**MATERIAL TO PROCESS**.
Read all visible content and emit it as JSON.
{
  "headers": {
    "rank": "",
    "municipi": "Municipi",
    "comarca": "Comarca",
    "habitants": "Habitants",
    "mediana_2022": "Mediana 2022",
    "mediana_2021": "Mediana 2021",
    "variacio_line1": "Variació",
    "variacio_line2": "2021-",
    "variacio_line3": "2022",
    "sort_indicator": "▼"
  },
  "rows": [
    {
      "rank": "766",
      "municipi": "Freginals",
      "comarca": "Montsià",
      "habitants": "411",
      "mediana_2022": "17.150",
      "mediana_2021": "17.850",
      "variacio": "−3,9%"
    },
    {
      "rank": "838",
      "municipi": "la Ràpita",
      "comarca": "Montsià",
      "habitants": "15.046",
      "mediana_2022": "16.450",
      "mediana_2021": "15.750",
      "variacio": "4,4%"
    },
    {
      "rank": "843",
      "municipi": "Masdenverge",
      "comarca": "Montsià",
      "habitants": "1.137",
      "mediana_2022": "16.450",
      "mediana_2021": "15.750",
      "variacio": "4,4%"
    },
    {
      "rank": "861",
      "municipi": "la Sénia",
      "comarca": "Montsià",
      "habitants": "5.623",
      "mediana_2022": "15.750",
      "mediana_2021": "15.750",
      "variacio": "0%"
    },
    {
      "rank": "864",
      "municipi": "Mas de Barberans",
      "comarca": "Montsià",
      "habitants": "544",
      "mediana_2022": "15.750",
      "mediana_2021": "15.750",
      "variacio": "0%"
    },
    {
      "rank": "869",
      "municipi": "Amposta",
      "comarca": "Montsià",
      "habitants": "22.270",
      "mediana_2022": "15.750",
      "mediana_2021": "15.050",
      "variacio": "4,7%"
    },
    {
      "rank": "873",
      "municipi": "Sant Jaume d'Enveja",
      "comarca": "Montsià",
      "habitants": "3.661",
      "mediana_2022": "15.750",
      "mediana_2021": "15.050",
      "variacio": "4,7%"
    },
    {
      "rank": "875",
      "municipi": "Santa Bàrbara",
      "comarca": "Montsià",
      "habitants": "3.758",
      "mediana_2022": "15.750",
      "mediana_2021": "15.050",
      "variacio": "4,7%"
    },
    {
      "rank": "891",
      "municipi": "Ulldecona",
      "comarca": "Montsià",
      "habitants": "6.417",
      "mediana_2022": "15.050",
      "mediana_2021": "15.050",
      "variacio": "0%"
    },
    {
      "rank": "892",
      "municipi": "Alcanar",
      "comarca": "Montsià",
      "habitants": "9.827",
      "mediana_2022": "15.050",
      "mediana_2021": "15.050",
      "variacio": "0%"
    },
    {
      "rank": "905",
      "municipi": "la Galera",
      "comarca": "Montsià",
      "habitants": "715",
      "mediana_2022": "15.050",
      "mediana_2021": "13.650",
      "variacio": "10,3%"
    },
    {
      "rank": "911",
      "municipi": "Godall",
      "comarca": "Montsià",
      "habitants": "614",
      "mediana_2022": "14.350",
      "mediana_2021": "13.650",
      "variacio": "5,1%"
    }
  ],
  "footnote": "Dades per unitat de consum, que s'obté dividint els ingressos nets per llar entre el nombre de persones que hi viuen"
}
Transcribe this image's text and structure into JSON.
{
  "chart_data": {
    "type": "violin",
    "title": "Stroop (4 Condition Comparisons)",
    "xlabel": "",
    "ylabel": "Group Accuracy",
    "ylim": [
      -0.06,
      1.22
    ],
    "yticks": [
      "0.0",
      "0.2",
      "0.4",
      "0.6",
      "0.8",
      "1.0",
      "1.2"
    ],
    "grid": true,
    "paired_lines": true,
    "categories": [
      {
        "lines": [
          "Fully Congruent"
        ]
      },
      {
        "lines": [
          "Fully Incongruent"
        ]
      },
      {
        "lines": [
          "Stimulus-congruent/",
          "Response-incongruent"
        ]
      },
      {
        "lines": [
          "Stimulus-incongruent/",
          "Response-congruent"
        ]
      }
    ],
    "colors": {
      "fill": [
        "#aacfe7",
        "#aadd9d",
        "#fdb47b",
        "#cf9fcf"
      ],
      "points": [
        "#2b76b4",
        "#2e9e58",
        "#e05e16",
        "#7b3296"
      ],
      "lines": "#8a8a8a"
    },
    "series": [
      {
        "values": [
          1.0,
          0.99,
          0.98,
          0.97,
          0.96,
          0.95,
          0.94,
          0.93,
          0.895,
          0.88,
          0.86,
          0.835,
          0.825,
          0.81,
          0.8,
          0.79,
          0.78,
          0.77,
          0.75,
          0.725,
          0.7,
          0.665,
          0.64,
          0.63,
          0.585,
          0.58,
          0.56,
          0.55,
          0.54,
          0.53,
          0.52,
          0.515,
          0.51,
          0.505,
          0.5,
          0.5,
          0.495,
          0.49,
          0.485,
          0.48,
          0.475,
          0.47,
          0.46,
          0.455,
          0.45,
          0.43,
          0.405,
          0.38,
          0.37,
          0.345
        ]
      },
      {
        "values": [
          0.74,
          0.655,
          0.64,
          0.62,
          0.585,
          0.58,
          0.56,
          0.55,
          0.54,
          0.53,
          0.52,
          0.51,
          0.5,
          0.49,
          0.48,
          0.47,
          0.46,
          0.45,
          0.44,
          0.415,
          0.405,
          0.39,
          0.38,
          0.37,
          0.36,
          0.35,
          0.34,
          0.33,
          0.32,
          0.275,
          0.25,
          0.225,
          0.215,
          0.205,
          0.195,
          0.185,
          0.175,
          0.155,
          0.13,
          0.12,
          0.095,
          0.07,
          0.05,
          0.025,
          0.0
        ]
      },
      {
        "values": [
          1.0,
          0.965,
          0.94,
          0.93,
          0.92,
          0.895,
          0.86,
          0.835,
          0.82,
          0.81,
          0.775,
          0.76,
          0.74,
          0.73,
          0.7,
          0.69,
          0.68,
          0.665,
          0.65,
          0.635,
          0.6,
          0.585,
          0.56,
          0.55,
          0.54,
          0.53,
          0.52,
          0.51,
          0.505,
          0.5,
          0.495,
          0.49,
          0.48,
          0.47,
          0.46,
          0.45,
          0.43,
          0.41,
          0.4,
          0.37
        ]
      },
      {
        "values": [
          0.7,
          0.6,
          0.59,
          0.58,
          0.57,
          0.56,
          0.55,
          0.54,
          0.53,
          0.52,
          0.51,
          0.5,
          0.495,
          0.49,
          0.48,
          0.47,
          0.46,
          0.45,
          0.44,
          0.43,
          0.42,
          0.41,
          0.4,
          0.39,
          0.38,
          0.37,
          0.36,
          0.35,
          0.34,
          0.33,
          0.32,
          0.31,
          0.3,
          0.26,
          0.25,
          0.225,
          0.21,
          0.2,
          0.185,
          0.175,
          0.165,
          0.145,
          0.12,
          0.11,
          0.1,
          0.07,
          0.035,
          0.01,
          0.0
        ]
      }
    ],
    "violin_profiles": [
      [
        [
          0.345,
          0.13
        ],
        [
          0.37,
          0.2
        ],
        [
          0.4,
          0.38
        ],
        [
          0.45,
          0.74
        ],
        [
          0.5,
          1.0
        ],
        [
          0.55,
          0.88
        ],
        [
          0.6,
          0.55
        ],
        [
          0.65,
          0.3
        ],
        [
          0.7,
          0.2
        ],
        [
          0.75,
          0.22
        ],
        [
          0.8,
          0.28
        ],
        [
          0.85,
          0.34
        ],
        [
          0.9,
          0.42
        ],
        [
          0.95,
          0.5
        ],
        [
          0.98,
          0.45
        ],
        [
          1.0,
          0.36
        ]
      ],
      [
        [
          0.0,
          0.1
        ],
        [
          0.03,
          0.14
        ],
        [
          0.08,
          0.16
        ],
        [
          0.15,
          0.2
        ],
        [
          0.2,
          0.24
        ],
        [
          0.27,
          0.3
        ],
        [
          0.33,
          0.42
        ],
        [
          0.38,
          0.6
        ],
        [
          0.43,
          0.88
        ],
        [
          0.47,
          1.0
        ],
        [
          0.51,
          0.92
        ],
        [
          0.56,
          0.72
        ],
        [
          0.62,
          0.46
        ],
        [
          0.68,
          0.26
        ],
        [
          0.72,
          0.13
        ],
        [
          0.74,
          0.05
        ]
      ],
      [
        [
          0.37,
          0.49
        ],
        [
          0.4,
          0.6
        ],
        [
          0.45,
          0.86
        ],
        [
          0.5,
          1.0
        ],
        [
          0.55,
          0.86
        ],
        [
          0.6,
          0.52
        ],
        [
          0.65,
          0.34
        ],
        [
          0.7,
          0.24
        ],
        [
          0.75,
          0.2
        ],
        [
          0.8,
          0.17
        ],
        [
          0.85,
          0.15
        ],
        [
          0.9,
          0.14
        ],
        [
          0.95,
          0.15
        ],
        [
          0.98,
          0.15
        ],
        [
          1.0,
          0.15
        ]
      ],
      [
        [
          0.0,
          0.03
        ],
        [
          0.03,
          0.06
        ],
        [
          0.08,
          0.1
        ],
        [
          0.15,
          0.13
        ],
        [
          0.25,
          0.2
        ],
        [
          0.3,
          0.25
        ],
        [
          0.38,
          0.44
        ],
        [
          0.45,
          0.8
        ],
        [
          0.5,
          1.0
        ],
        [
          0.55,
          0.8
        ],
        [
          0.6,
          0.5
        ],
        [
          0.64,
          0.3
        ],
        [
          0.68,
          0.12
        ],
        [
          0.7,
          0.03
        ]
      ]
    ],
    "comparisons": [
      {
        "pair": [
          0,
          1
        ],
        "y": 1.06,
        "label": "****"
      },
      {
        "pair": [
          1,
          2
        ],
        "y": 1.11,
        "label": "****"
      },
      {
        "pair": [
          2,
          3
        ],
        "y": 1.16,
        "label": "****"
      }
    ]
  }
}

**DIRECTION**. Your answer should be one number: how many lines in the material above contain the string "Fully".

**ANSWER TO THIS EXERCISE**. 2